(Problems to work on):
1) In the article on Now You Know, condense the paragraph beginning "Now You Know is a 2002 comedy film" into a bulleted list that keeps its main facts.
2) According to the article on Now You Know, where were Kerri and Jeremy supposed to go for their honeymoon?

[Start Selected passage]

Now You Know is a 2002 comedy film directed, written by and starring Jeff Anderson. The film was produced by the Lumberyard production company (Alek Petrovic, Eric Nordness and Thomas Stelter). It was released theatrically in the United States on December 13, 2002, and on DVD on November 28, 2006.

Plot 
On the eve of his bachelor party, Jeremy (Jeremy Sisto) learns that his fiancée, Kerri (Rashida Jones), wants to call off their wedding without providing a reason. He tries to determine what caused this sudden decision. The unmarried couple return to New Jersey to sort out their relationship. When Jeremy gets home, he hangs out with Gil and Biscuit, his old friends, who have made a hobby out of breaking into other people's homes and rearranging the objects to freak out the homeowners. Their activities have begun to unnerve one unfortunate homeowner in particular, Mr. Victim (Stuart Pankin).  Jeremy, Gil and Biscuit go to their local bar for a few drinks and talk about women and Jeremy's aborted wedding. Meanwhile, Kerri and her best friend Marty go to a lesbian bar, when Marty tells her she is pregnant. The next morning Jeremy's friend from Vegas, Shane, comes to visit as Biscuit and Gil throw him another bachelor party. The bachelor party goes awry when the stripper Biscuit hired arrives, and is revealed to be a transvestite, who tells Jeremy that she saw Kerri at the lesbian bar the night before, and everyone thinks she is in a lesbian relationship with Marty. Gil and Biscuit take Jeremy and Shane to go mess with the house again, but Mr. Victim has become paranoid and shoots wildly at them, grazing Jeremy's ear.  Faced with his own mortality, Jeremy, and the others drive to Kerri's so he can talk to her. She tells him that he took her for granted. Jeremy tells her that he would do anything to have her back, just as Gil walks in, telling them that Marty is beating up Biscuit on the front lawn. Biscuit, thinking Marty and Kerri were gay, asked Marty if he could be their manager. During the fight, the men learn that Marty is pregnant, and that Gil is the father. Kerri and Jeremy give Gil and Marty their plane tickets that were for their honeymoon in Florida so the new couple can have some alone time, while Kerri and Jeremy hold hands, hinting toward a possible reconciliation.

[End Selected passage]
[Start Material shown]

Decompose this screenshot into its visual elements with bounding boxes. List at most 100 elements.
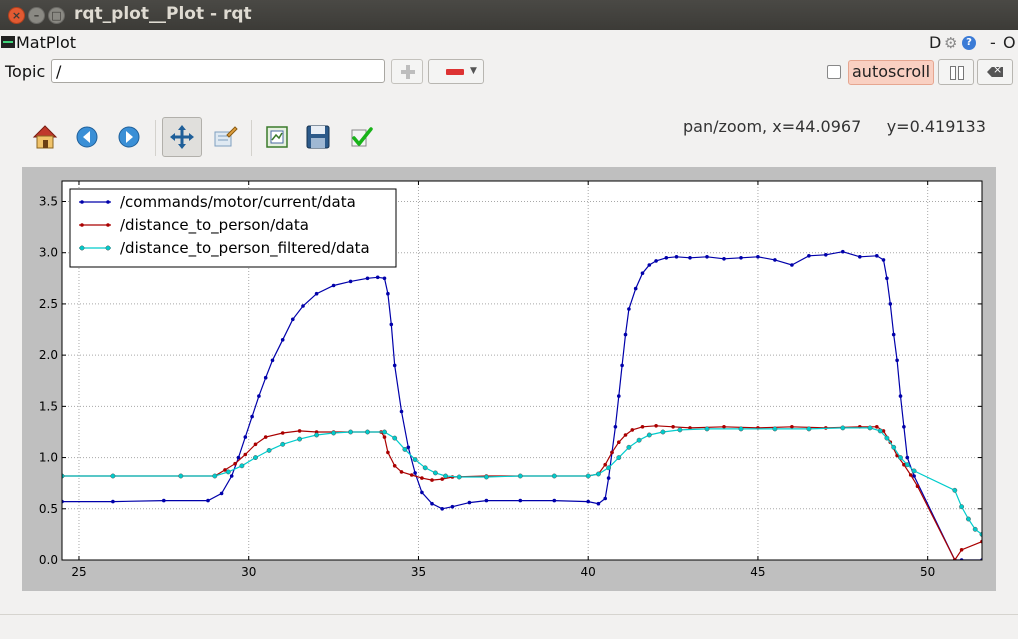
data-point — [654, 259, 658, 263]
plugin-header: MatPlot D ⚙ ? - O — [0, 32, 1018, 54]
forward-arrow-icon[interactable] — [114, 120, 144, 154]
legend-marker — [80, 223, 84, 227]
data-point — [365, 429, 370, 435]
data-point — [790, 425, 794, 429]
x-tick-label: 25 — [71, 565, 86, 579]
data-point — [858, 255, 862, 259]
data-point — [633, 286, 638, 291]
y-tick-label: 2.0 — [39, 348, 58, 362]
data-point — [606, 476, 611, 480]
pan-icon[interactable] — [167, 120, 197, 154]
data-point — [314, 291, 319, 296]
edit-check-icon[interactable] — [346, 120, 376, 154]
cursor-status: pan/zoom, x=44.0967 y=0.419133 — [683, 117, 986, 136]
toolbar-separator — [155, 120, 156, 156]
data-point — [484, 498, 489, 503]
data-point — [375, 275, 380, 280]
status-bar-divider — [0, 614, 1018, 615]
data-point — [630, 428, 635, 432]
chevron-down-icon: ▼ — [470, 66, 477, 76]
data-point — [875, 425, 879, 429]
help-icon[interactable]: ? — [962, 36, 976, 50]
remove-topic-dropdown[interactable]: ▼ — [428, 59, 484, 84]
save-icon[interactable] — [303, 120, 333, 154]
data-point — [291, 317, 295, 322]
data-point — [881, 258, 886, 262]
x-tick-label: 45 — [750, 565, 765, 579]
gear-icon[interactable]: ⚙ — [944, 34, 958, 52]
topic-input[interactable] — [51, 59, 385, 83]
data-point — [646, 432, 652, 438]
data-point — [704, 426, 710, 432]
clear-button[interactable] — [977, 59, 1013, 85]
data-point — [790, 263, 794, 267]
y-tick-label: 3.5 — [39, 194, 58, 208]
data-point — [972, 526, 978, 532]
data-point — [432, 470, 438, 476]
data-point — [212, 473, 218, 479]
window-maximize-button[interactable]: □ — [48, 7, 65, 24]
data-point — [450, 504, 455, 509]
data-point — [456, 474, 462, 480]
data-point — [613, 425, 618, 429]
plot-canvas[interactable]: 25 30 35 40 45 50 0.0 0.5 1.0 1.5 2.0 2.5 3.0 3.5/com… — [22, 167, 996, 591]
data-point — [623, 433, 628, 437]
data-point — [331, 430, 337, 436]
home-icon[interactable] — [30, 120, 60, 154]
data-point — [280, 441, 286, 447]
pause-button[interactable] — [938, 59, 974, 85]
data-point — [959, 548, 964, 552]
data-point — [603, 496, 607, 501]
data-point — [877, 428, 883, 434]
data-point — [654, 424, 658, 428]
series-1 — [62, 249, 982, 560]
data-point — [891, 444, 897, 450]
data-point — [891, 332, 896, 337]
data-point — [225, 469, 231, 475]
window-title: rqt_plot__Plot - rqt — [74, 4, 252, 24]
data-point — [348, 429, 354, 435]
window-minimize-button[interactable]: – — [28, 7, 45, 24]
window-close-button[interactable]: × — [8, 7, 25, 24]
data-point — [270, 358, 275, 363]
data-point — [420, 490, 424, 495]
data-point — [705, 255, 709, 259]
data-point — [389, 322, 394, 327]
data-point — [253, 442, 258, 447]
data-point — [627, 307, 631, 311]
pause-icon — [950, 66, 956, 80]
data-point — [386, 291, 390, 296]
data-point — [440, 507, 445, 511]
data-point — [640, 425, 645, 429]
data-point — [386, 450, 390, 455]
data-point — [178, 473, 184, 479]
autoscroll-label[interactable]: autoscroll — [848, 60, 935, 85]
plugin-minimize-button[interactable]: - — [990, 33, 996, 52]
subplots-icon[interactable] — [262, 120, 292, 154]
data-point — [738, 426, 744, 432]
data-point — [243, 452, 248, 457]
data-point — [688, 256, 692, 260]
dock-button[interactable]: D — [929, 33, 942, 52]
legend-label: /distance_to_person/data — [120, 216, 309, 235]
back-arrow-icon[interactable] — [72, 120, 102, 154]
window-titlebar: × – □ rqt_plot__Plot - rqt — [0, 0, 1018, 30]
data-point — [552, 498, 557, 503]
data-point — [162, 498, 166, 503]
data-point — [606, 465, 612, 471]
data-point — [888, 302, 893, 306]
matplot-plugin-icon — [1, 36, 15, 48]
data-point — [297, 429, 302, 433]
plugin-close-button[interactable]: O — [1003, 33, 1016, 52]
data-point — [722, 425, 726, 429]
data-point — [253, 455, 258, 461]
legend-marker — [105, 245, 111, 251]
autoscroll-checkbox[interactable] — [827, 65, 841, 79]
data-point — [518, 498, 523, 503]
zoom-icon[interactable] — [210, 120, 240, 154]
data-point — [467, 500, 472, 505]
data-point — [517, 473, 523, 479]
add-topic-button[interactable] — [391, 59, 423, 84]
data-point — [640, 271, 645, 275]
data-point — [617, 394, 621, 398]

[End Material shown]

(Written answers):
1)
- 2002 comedy film
- Directed and written by Jeff Anderson, who also stars in it
- Produced by the Lumberyard production company (Alek Petrovic, Eric Nordness and Thomas Stelter)
- U.S. theatrical release: December 13, 2002
- DVD release: November 28, 2006

2) Florida.